→ **INSTRUCTIONS FOR THE TASK**:
Copy the following lines verbatim.

-- start of RAW DATA --

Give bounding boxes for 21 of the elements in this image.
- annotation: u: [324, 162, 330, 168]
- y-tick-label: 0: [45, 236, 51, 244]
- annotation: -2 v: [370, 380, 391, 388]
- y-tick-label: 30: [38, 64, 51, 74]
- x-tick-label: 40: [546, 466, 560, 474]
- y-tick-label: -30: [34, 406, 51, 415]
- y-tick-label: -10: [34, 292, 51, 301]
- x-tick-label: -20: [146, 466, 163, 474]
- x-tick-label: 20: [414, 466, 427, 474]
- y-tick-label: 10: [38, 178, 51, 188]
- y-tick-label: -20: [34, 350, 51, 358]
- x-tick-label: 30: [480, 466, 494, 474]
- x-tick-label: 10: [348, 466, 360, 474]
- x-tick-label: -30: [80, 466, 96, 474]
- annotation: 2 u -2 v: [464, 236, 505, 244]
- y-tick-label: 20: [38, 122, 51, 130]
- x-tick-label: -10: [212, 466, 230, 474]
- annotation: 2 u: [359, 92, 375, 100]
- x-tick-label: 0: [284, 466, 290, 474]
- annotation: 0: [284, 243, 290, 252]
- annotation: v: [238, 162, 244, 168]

-- end of RAW DATA --

→ **ANSWER TO THE PROBLEM**:
Give bounding boxes for 21 of the elements in this image.
- annotation: u: [324, 162, 330, 168]
- y-tick-label: 0: [45, 236, 51, 244]
- annotation: -2 v: [370, 380, 391, 388]
- y-tick-label: 30: [38, 64, 51, 74]
- x-tick-label: 40: [546, 466, 560, 474]
- y-tick-label: -30: [34, 406, 51, 415]
- y-tick-label: -10: [34, 292, 51, 301]
- x-tick-label: -20: [146, 466, 163, 474]
- x-tick-label: 20: [414, 466, 427, 474]
- y-tick-label: 10: [38, 178, 51, 188]
- y-tick-label: -20: [34, 350, 51, 358]
- x-tick-label: 30: [480, 466, 494, 474]
- x-tick-label: 10: [348, 466, 360, 474]
- x-tick-label: -30: [80, 466, 96, 474]
- annotation: 2 u -2 v: [464, 236, 505, 244]
- y-tick-label: 20: [38, 122, 51, 130]
- x-tick-label: -10: [212, 466, 230, 474]
- annotation: 2 u: [359, 92, 375, 100]
- x-tick-label: 0: [284, 466, 290, 474]
- annotation: 0: [284, 243, 290, 252]
- annotation: v: [238, 162, 244, 168]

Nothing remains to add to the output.